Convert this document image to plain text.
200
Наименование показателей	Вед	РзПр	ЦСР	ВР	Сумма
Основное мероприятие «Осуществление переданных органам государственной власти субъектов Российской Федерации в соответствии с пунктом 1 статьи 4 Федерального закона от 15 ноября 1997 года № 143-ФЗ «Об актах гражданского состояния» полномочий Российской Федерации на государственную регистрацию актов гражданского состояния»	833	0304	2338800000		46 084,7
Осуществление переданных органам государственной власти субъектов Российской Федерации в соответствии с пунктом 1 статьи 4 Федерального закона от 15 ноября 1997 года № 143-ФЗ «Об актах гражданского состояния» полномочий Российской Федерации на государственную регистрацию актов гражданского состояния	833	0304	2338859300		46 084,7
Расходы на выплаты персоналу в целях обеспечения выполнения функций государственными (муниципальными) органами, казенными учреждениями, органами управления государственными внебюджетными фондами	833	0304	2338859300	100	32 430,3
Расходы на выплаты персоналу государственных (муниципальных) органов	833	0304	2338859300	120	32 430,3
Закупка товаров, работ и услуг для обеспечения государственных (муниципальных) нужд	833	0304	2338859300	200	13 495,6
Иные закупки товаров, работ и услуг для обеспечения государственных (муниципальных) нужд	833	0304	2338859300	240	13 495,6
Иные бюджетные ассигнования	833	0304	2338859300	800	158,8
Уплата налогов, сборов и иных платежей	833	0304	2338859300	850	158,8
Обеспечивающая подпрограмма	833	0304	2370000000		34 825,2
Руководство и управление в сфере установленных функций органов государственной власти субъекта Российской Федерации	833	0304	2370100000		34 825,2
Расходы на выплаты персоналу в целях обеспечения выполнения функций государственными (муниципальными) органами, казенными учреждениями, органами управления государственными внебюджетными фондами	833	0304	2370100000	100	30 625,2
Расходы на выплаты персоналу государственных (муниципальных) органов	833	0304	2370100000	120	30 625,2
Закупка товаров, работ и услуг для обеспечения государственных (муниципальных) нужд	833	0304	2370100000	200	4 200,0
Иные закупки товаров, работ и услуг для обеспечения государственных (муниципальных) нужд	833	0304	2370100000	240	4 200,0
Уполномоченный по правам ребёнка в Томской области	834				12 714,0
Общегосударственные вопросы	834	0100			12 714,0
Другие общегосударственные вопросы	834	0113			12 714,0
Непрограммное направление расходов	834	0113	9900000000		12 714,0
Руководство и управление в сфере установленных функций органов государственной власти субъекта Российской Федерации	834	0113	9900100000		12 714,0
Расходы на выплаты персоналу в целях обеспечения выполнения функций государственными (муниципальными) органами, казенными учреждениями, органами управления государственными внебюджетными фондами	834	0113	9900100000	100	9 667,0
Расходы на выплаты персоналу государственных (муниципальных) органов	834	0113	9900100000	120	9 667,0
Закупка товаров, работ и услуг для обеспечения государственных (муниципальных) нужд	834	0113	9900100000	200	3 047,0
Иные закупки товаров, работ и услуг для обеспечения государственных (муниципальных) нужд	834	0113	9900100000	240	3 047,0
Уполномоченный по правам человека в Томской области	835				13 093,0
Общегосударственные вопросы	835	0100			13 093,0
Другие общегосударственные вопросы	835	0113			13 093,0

--------

— Work to complete —
Check every line for "Осуществление" and show the ones that have it.

— Result of this exercise —
Основное мероприятие «Осуществление переданных органам государственной власти субъектов Российской Федерации в соответствии с пунктом 1 статьи 4 Федерального закона от 15 ноября 1997 года № 143-ФЗ «Об актах гражданского состояния» полномочий Российской Федерации на государственную регистрацию актов гражданского состояния»	833	0304	2338800000		46 084,7
Осуществление переданных органам государственной власти субъектов Российской Федерации в соответствии с пунктом 1 статьи 4 Федерального закона от 15 ноября 1997 года № 143-ФЗ «Об актах гражданского состояния» полномочий Российской Федерации на государственную регистрацию актов гражданского состояния	833	0304	2338859300		46 084,7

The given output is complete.